Short problem:
Set the listing down again in full, word for word, with the pictures left out.

Dataset rows:
====

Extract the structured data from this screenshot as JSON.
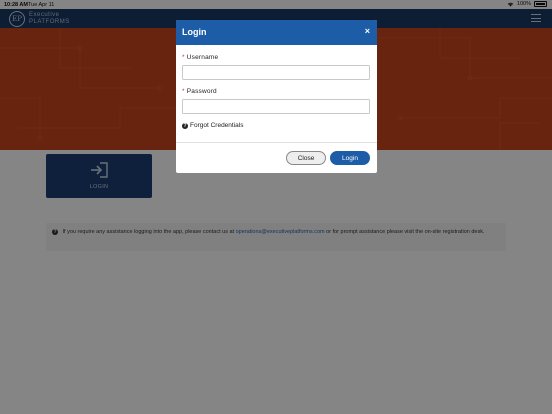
{
  "status_bar": {
    "time": "10:28 AM",
    "date": "Tue Apr 11",
    "battery": "100%"
  },
  "navbar": {
    "logo_line1": "Executive",
    "logo_line2": "PLATFORMS",
    "logo_mark": "EP",
    "menu_icon": "hamburger-menu-icon"
  },
  "tiles": {
    "login_label": "LOGIN",
    "login_icon": "sign-in-arrow-icon"
  },
  "notice": {
    "text_before": "If you require any assistance logging into the app, please contact us at",
    "email": "operations@executiveplatforms.com",
    "text_after": "or for prompt assistance please visit the on-site registration desk."
  },
  "modal": {
    "title": "Login",
    "close_glyph": "×",
    "username_label": "Username",
    "username_value": "",
    "password_label": "Password",
    "password_value": "",
    "required_mark": "*",
    "forgot_label": "Forgot Credentials",
    "close_button": "Close",
    "login_button": "Login"
  },
  "colors": {
    "navbar": "#1a3862",
    "hero": "#c9461e",
    "modal_header": "#1d5da8",
    "tile": "#1d3f73"
  }
}
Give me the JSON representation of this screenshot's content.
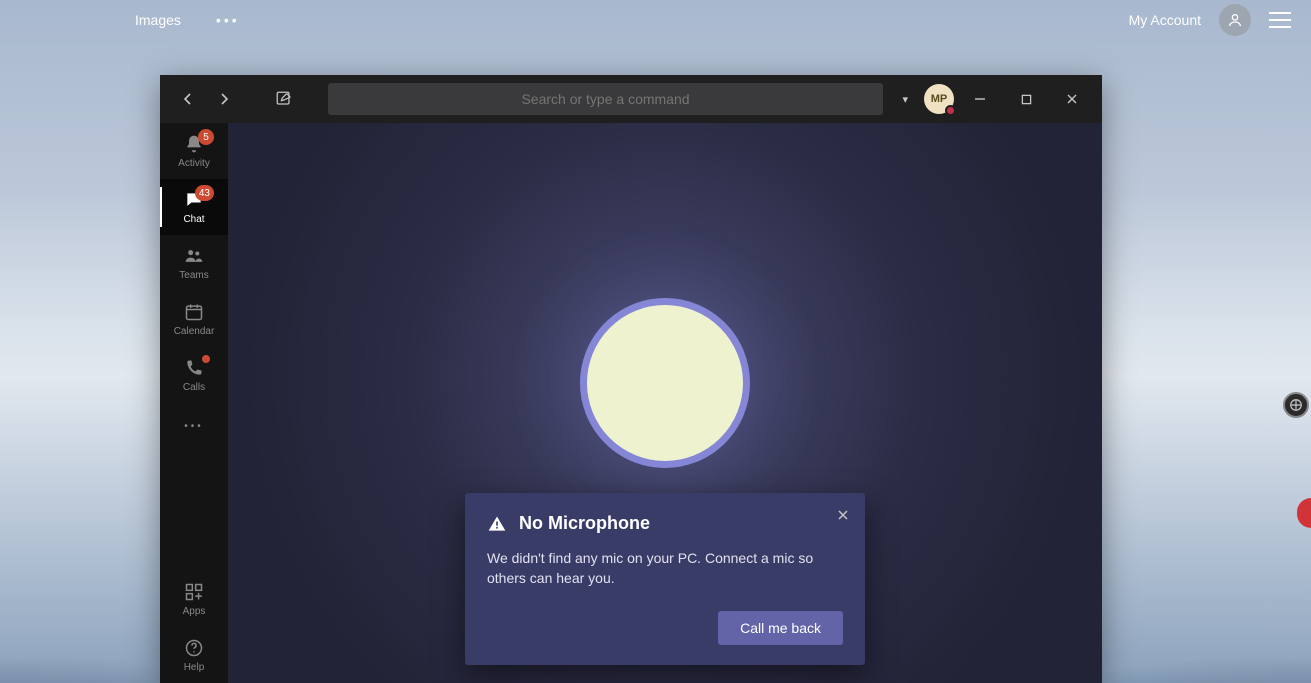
{
  "browser": {
    "images_label": "Images",
    "account_label": "My Account"
  },
  "teams": {
    "search_placeholder": "Search or type a command",
    "profile_initials": "MP",
    "rail": [
      {
        "label": "Activity",
        "badge": "5"
      },
      {
        "label": "Chat",
        "badge": "43"
      },
      {
        "label": "Teams",
        "badge": ""
      },
      {
        "label": "Calendar",
        "badge": ""
      },
      {
        "label": "Calls",
        "badge": ""
      },
      {
        "label": "Apps",
        "badge": ""
      },
      {
        "label": "Help",
        "badge": ""
      }
    ],
    "dialog": {
      "title": "No Microphone",
      "body": "We didn't find any mic on your PC. Connect a mic so others can hear you.",
      "primary": "Call me back"
    }
  }
}
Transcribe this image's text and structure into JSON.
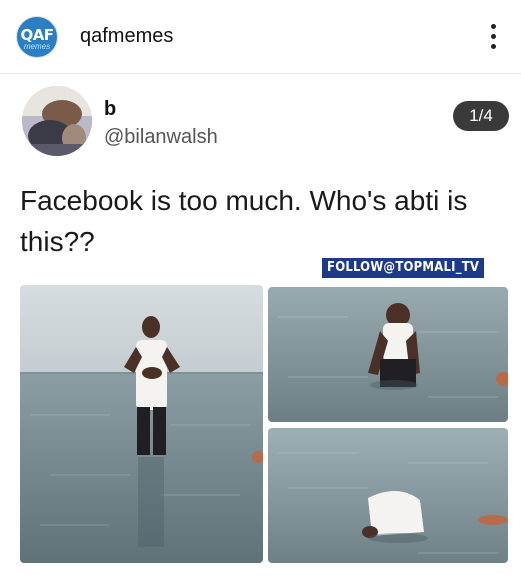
{
  "instagram_post": {
    "avatar_logo_text": "QAF",
    "avatar_logo_sub": "memes",
    "username": "qafmemes"
  },
  "tweet": {
    "display_name": "b",
    "handle": "@bilanwalsh",
    "media_counter": "1/4",
    "text": "Facebook is too much. Who's abti is this??"
  },
  "media": {
    "watermark": "FOLLOW@TOPMALI_TV"
  },
  "colors": {
    "badge_bg": "#3a3a3a",
    "watermark_bg": "#1d3a8a",
    "sea": "#6f8b92",
    "sky": "#c9d3d8"
  },
  "icons": {
    "more": "more-vertical-icon"
  }
}
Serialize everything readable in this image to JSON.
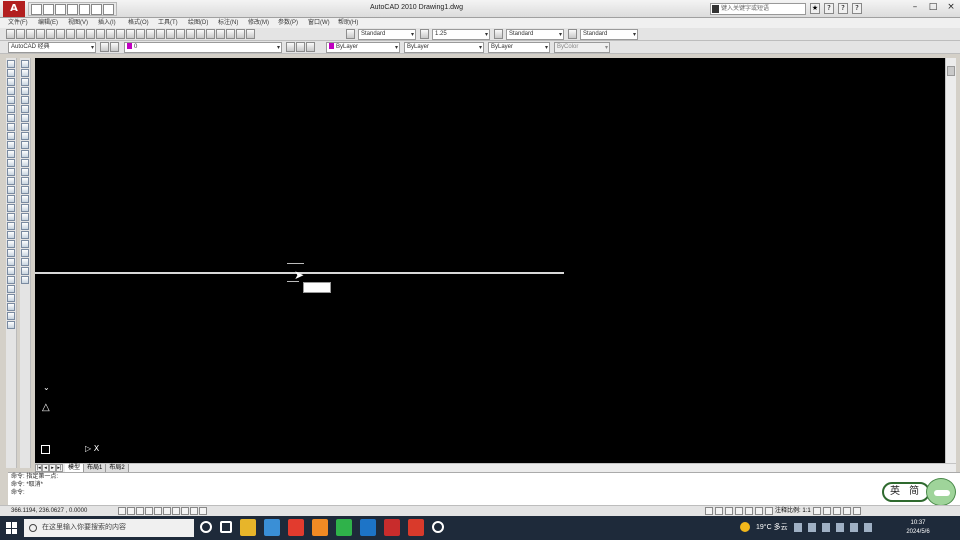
{
  "window": {
    "app_logo": "A",
    "title": "AutoCAD 2010   Drawing1.dwg",
    "search_placeholder": "键入关键字或短语",
    "min_glyph": "–",
    "max_glyph": "□",
    "close_glyph": "×"
  },
  "title_icons": [
    "★",
    "?",
    "?",
    "?"
  ],
  "menu": [
    "文件(F)",
    "编辑(E)",
    "视图(V)",
    "插入(I)",
    "格式(O)",
    "工具(T)",
    "绘图(D)",
    "标注(N)",
    "修改(M)",
    "参数(P)",
    "窗口(W)",
    "帮助(H)"
  ],
  "toolbar": {
    "text_style": "Standard",
    "dim_scale": "1.25",
    "table_style": "Standard",
    "multileader_style": "Standard",
    "workspace": "AutoCAD 经典",
    "layer": "0",
    "color": "ByLayer",
    "linetype": "ByLayer",
    "lineweight": "ByLayer",
    "plot_style": "ByColor"
  },
  "layout_tabs": {
    "nav": [
      "|◂",
      "◂",
      "▸",
      "▸|"
    ],
    "items": [
      "模型",
      "布局1",
      "布局2"
    ]
  },
  "command": {
    "line1": "命令:  指定第一点:",
    "line2": "命令:  *取消*",
    "prompt": "命令:"
  },
  "status": {
    "coords": "366.1194, 236.0627 , 0.0000",
    "annotation_label": "注释比例: 1:1"
  },
  "ime": {
    "label": "英 简"
  },
  "taskbar": {
    "search_placeholder": "在这里输入你要搜索的内容",
    "weather": "19°C 多云",
    "time": "10:37",
    "date": "2024/5/6"
  },
  "colors": {
    "canvas": "#000000",
    "logo": "#b21f1f",
    "taskbar": "#1e2a3a",
    "layer_swatch": "#c000c0"
  }
}
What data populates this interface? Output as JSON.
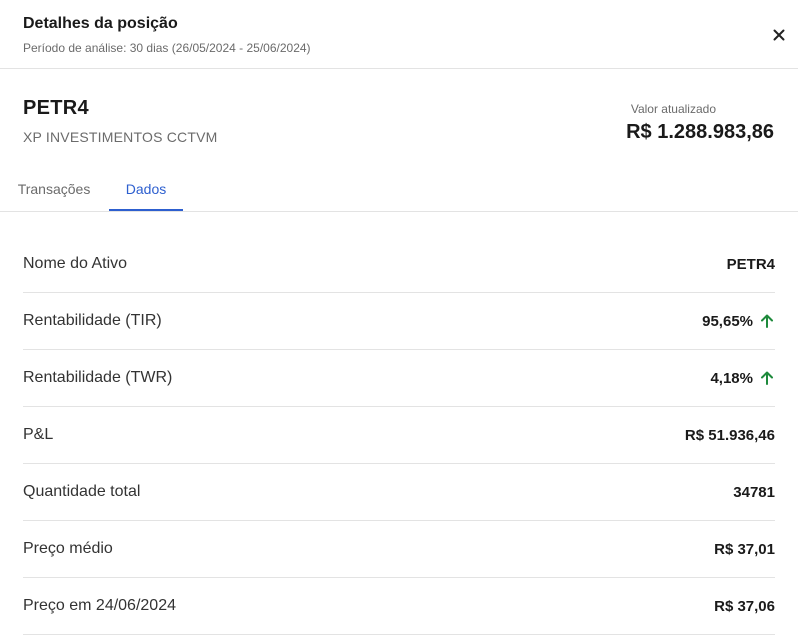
{
  "header": {
    "title": "Detalhes da posição",
    "subtitle": "Período de análise: 30 dias (26/05/2024 - 25/06/2024)",
    "close_icon": "close-icon"
  },
  "asset": {
    "ticker": "PETR4",
    "broker": "XP INVESTIMENTOS CCTVM",
    "value_label": "Valor atualizado",
    "value": "R$ 1.288.983,86"
  },
  "tabs": [
    {
      "label": "Transações",
      "active": false
    },
    {
      "label": "Dados",
      "active": true
    }
  ],
  "colors": {
    "accent": "#2d5fcf",
    "positive": "#1e8a3c",
    "divider": "#e3e3e3"
  },
  "rows": [
    {
      "label": "Nome do Ativo",
      "value": "PETR4"
    },
    {
      "label": "Rentabilidade (TIR)",
      "value": "95,65%",
      "trend_icon": "arrow-up-icon"
    },
    {
      "label": "Rentabilidade (TWR)",
      "value": "4,18%",
      "trend_icon": "arrow-up-icon"
    },
    {
      "label": "P&L",
      "value": "R$ 51.936,46"
    },
    {
      "label": "Quantidade total",
      "value": "34781"
    },
    {
      "label": "Preço médio",
      "value": "R$ 37,01"
    },
    {
      "label": "Preço em 24/06/2024",
      "value": "R$ 37,06"
    }
  ]
}
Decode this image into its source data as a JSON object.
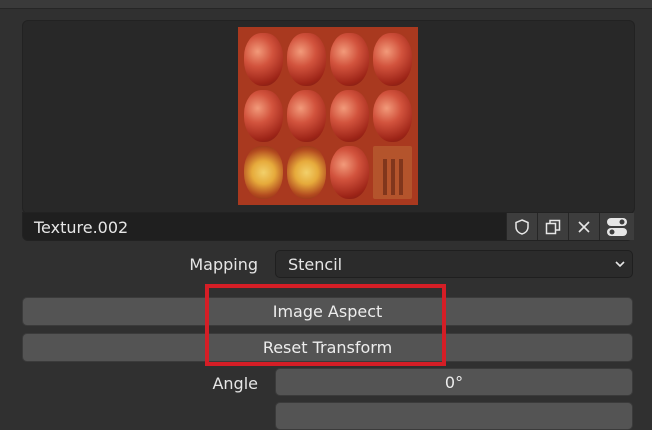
{
  "texture": {
    "name": "Texture.002"
  },
  "mapping": {
    "label": "Mapping",
    "value": "Stencil"
  },
  "buttons": {
    "image_aspect": "Image Aspect",
    "reset_transform": "Reset Transform"
  },
  "angle": {
    "label": "Angle",
    "value": "0°"
  },
  "icons": [
    "shield-icon",
    "duplicate-icon",
    "close-icon",
    "toggle-icon",
    "chevron-down-icon"
  ],
  "colors": {
    "highlight": "#d51e26"
  }
}
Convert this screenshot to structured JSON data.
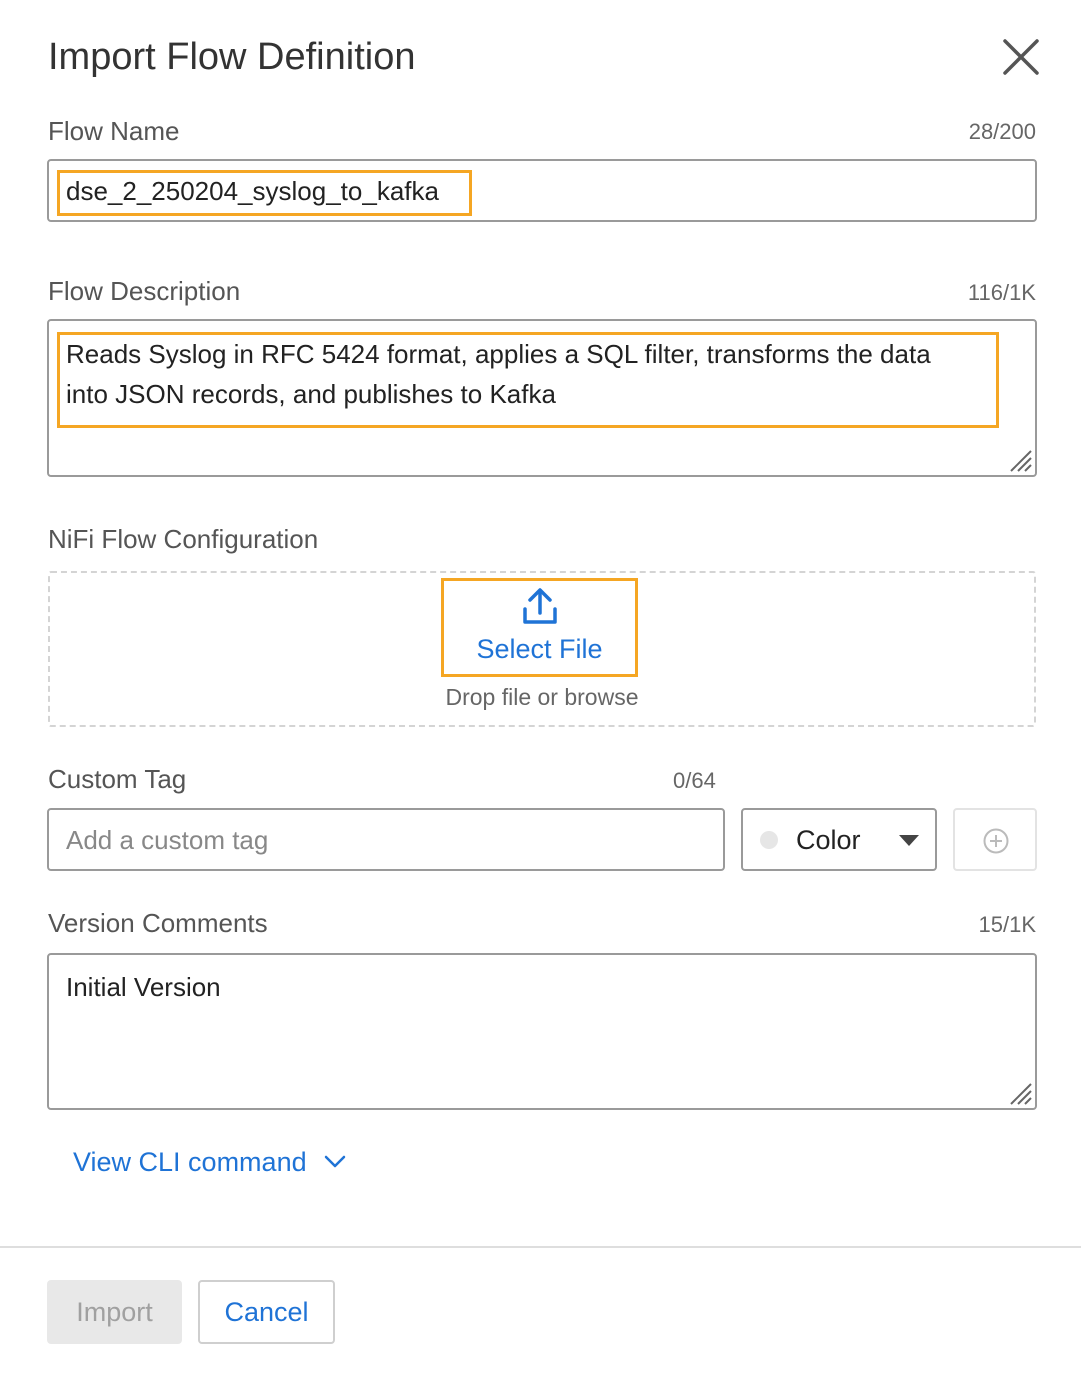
{
  "dialog": {
    "title": "Import Flow Definition"
  },
  "flow_name": {
    "label": "Flow Name",
    "counter": "28/200",
    "value": "dse_2_250204_syslog_to_kafka"
  },
  "flow_description": {
    "label": "Flow Description",
    "counter": "116/1K",
    "line1": "Reads Syslog in RFC 5424 format, applies a SQL filter, transforms the data",
    "line2": "into JSON records, and publishes to Kafka"
  },
  "nifi_config": {
    "label": "NiFi Flow Configuration",
    "select_file_label": "Select File",
    "hint": "Drop file or browse",
    "icon": "upload-icon"
  },
  "custom_tag": {
    "label": "Custom Tag",
    "counter": "0/64",
    "placeholder": "Add a custom tag",
    "color_label": "Color",
    "color_swatch": "#e6e6e6"
  },
  "version_comments": {
    "label": "Version Comments",
    "counter": "15/1K",
    "value": "Initial Version"
  },
  "cli": {
    "link_label": "View CLI command"
  },
  "footer": {
    "import_label": "Import",
    "cancel_label": "Cancel"
  },
  "colors": {
    "accent": "#1f73d6",
    "highlight": "#f5a623"
  }
}
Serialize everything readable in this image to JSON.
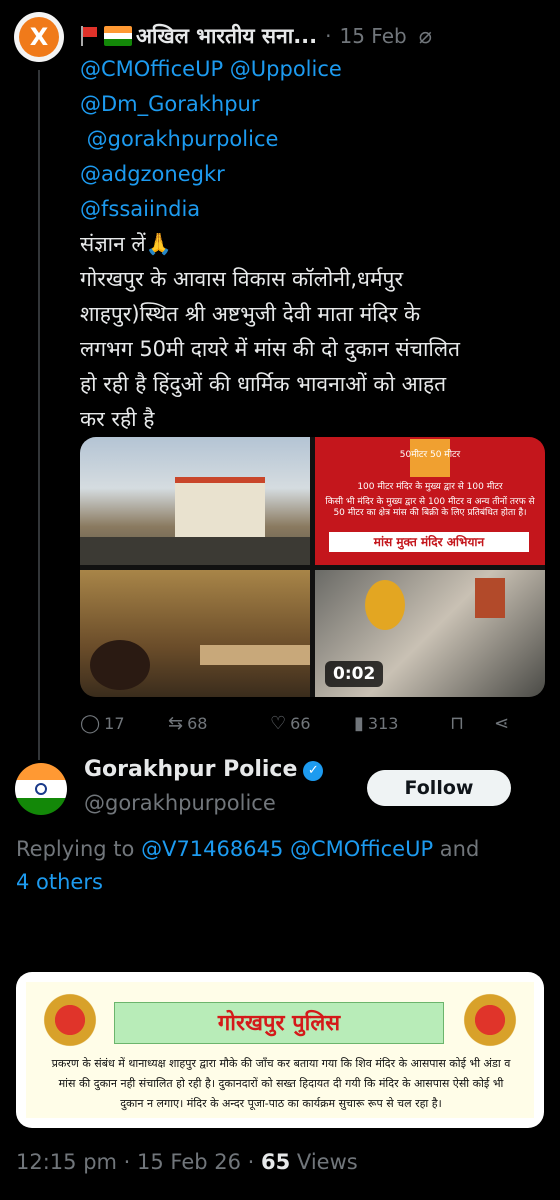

====

Result:
Extract the structured data from this screenshot as JSON.
{
  "status_bar": {
    "time": "10:28 AM",
    "date": "Tue Apr 11",
    "battery": "100%"
  },
  "navbar": {
    "logo_line1": "Executive",
    "logo_line2": "PLATFORMS",
    "logo_mark": "EP",
    "menu_icon": "hamburger-menu-icon"
  },
  "tiles": {
    "login_label": "LOGIN",
    "login_icon": "sign-in-arrow-icon"
  },
  "notice": {
    "text_before": "If you require any assistance logging into the app, please contact us at",
    "email": "operations@executiveplatforms.com",
    "text_after": "or for prompt assistance please visit the on-site registration desk."
  },
  "modal": {
    "title": "Login",
    "close_glyph": "×",
    "username_label": "Username",
    "username_value": "",
    "password_label": "Password",
    "password_value": "",
    "required_mark": "*",
    "forgot_label": "Forgot Credentials",
    "close_button": "Close",
    "login_button": "Login"
  },
  "colors": {
    "navbar": "#1a3862",
    "hero": "#c9461e",
    "modal_header": "#1d5da8",
    "tile": "#1d3f73"
  }
}
Give me the JSON representation of this screenshot's content.
{
  "browser": {
    "images_label": "Images",
    "account_label": "My Account"
  },
  "teams": {
    "search_placeholder": "Search or type a command",
    "profile_initials": "MP",
    "rail": [
      {
        "label": "Activity",
        "badge": "5"
      },
      {
        "label": "Chat",
        "badge": "43"
      },
      {
        "label": "Teams",
        "badge": ""
      },
      {
        "label": "Calendar",
        "badge": ""
      },
      {
        "label": "Calls",
        "badge": ""
      },
      {
        "label": "Apps",
        "badge": ""
      },
      {
        "label": "Help",
        "badge": ""
      }
    ],
    "dialog": {
      "title": "No Microphone",
      "body": "We didn't find any mic on your PC. Connect a mic so others can hear you.",
      "primary": "Call me back"
    }
  }
}
Transcribe this image's text and structure into JSON.
{
  "instagram_post": {
    "avatar_logo_text": "QAF",
    "avatar_logo_sub": "memes",
    "username": "qafmemes"
  },
  "tweet": {
    "display_name": "b",
    "handle": "@bilanwalsh",
    "media_counter": "1/4",
    "text": "Facebook is too much. Who's abti is this??"
  },
  "media": {
    "watermark": "FOLLOW@TOPMALI_TV"
  },
  "colors": {
    "badge_bg": "#3a3a3a",
    "watermark_bg": "#1d3a8a",
    "sea": "#6f8b92",
    "sky": "#c9d3d8"
  },
  "icons": {
    "more": "more-vertical-icon"
  }
}
Serialize everything readable in this image to JSON.
{
  "window": {
    "app_logo": "A",
    "title": "AutoCAD 2010   Drawing1.dwg",
    "search_placeholder": "键入关键字或短语",
    "min_glyph": "–",
    "max_glyph": "□",
    "close_glyph": "×"
  },
  "title_icons": [
    "★",
    "?",
    "?",
    "?"
  ],
  "menu": [
    "文件(F)",
    "编辑(E)",
    "视图(V)",
    "插入(I)",
    "格式(O)",
    "工具(T)",
    "绘图(D)",
    "标注(N)",
    "修改(M)",
    "参数(P)",
    "窗口(W)",
    "帮助(H)"
  ],
  "toolbar": {
    "text_style": "Standard",
    "dim_scale": "1.25",
    "table_style": "Standard",
    "multileader_style": "Standard",
    "workspace": "AutoCAD 经典",
    "layer": "0",
    "color": "ByLayer",
    "linetype": "ByLayer",
    "lineweight": "ByLayer",
    "plot_style": "ByColor"
  },
  "layout_tabs": {
    "nav": [
      "|◂",
      "◂",
      "▸",
      "▸|"
    ],
    "items": [
      "模型",
      "布局1",
      "布局2"
    ]
  },
  "command": {
    "line1": "命令:  指定第一点:",
    "line2": "命令:  *取消*",
    "prompt": "命令:"
  },
  "status": {
    "coords": "366.1194, 236.0627 , 0.0000",
    "annotation_label": "注释比例: 1:1"
  },
  "ime": {
    "label": "英 简"
  },
  "taskbar": {
    "search_placeholder": "在这里输入你要搜索的内容",
    "weather": "19°C 多云",
    "time": "10:37",
    "date": "2024/5/6"
  },
  "colors": {
    "canvas": "#000000",
    "logo": "#b21f1f",
    "taskbar": "#1e2a3a",
    "layer_swatch": "#c000c0"
  }
}
What data populates this interface? Output as JSON.
{
  "header": {
    "title": "Detalhes da posição",
    "subtitle": "Período de análise: 30 dias (26/05/2024 - 25/06/2024)",
    "close_icon": "close-icon"
  },
  "asset": {
    "ticker": "PETR4",
    "broker": "XP INVESTIMENTOS CCTVM",
    "value_label": "Valor atualizado",
    "value": "R$ 1.288.983,86"
  },
  "tabs": [
    {
      "label": "Transações",
      "active": false
    },
    {
      "label": "Dados",
      "active": true
    }
  ],
  "colors": {
    "accent": "#2d5fcf",
    "positive": "#1e8a3c",
    "divider": "#e3e3e3"
  },
  "rows": [
    {
      "label": "Nome do Ativo",
      "value": "PETR4"
    },
    {
      "label": "Rentabilidade (TIR)",
      "value": "95,65%",
      "trend_icon": "arrow-up-icon"
    },
    {
      "label": "Rentabilidade (TWR)",
      "value": "4,18%",
      "trend_icon": "arrow-up-icon"
    },
    {
      "label": "P&L",
      "value": "R$ 51.936,46"
    },
    {
      "label": "Quantidade total",
      "value": "34781"
    },
    {
      "label": "Preço médio",
      "value": "R$ 37,01"
    },
    {
      "label": "Preço em 24/06/2024",
      "value": "R$ 37,06"
    }
  ]
}
Decode this image into its source data as a JSON object.
{
  "texture": {
    "name": "Texture.002"
  },
  "mapping": {
    "label": "Mapping",
    "value": "Stencil"
  },
  "buttons": {
    "image_aspect": "Image Aspect",
    "reset_transform": "Reset Transform"
  },
  "angle": {
    "label": "Angle",
    "value": "0°"
  },
  "icons": [
    "shield-icon",
    "duplicate-icon",
    "close-icon",
    "toggle-icon",
    "chevron-down-icon"
  ],
  "colors": {
    "highlight": "#d51e26"
  }
}
Convert this screenshot to structured JSON data.
{
  "dialog": {
    "title": "Import Flow Definition"
  },
  "flow_name": {
    "label": "Flow Name",
    "counter": "28/200",
    "value": "dse_2_250204_syslog_to_kafka"
  },
  "flow_description": {
    "label": "Flow Description",
    "counter": "116/1K",
    "line1": "Reads Syslog in RFC 5424 format, applies a SQL filter, transforms the data",
    "line2": "into JSON records, and publishes to Kafka"
  },
  "nifi_config": {
    "label": "NiFi Flow Configuration",
    "select_file_label": "Select File",
    "hint": "Drop file or browse",
    "icon": "upload-icon"
  },
  "custom_tag": {
    "label": "Custom Tag",
    "counter": "0/64",
    "placeholder": "Add a custom tag",
    "color_label": "Color",
    "color_swatch": "#e6e6e6"
  },
  "version_comments": {
    "label": "Version Comments",
    "counter": "15/1K",
    "value": "Initial Version"
  },
  "cli": {
    "link_label": "View CLI command"
  },
  "footer": {
    "import_label": "Import",
    "cancel_label": "Cancel"
  },
  "colors": {
    "accent": "#1f73d6",
    "highlight": "#f5a623"
  }
}
Serialize everything readable in this image to JSON.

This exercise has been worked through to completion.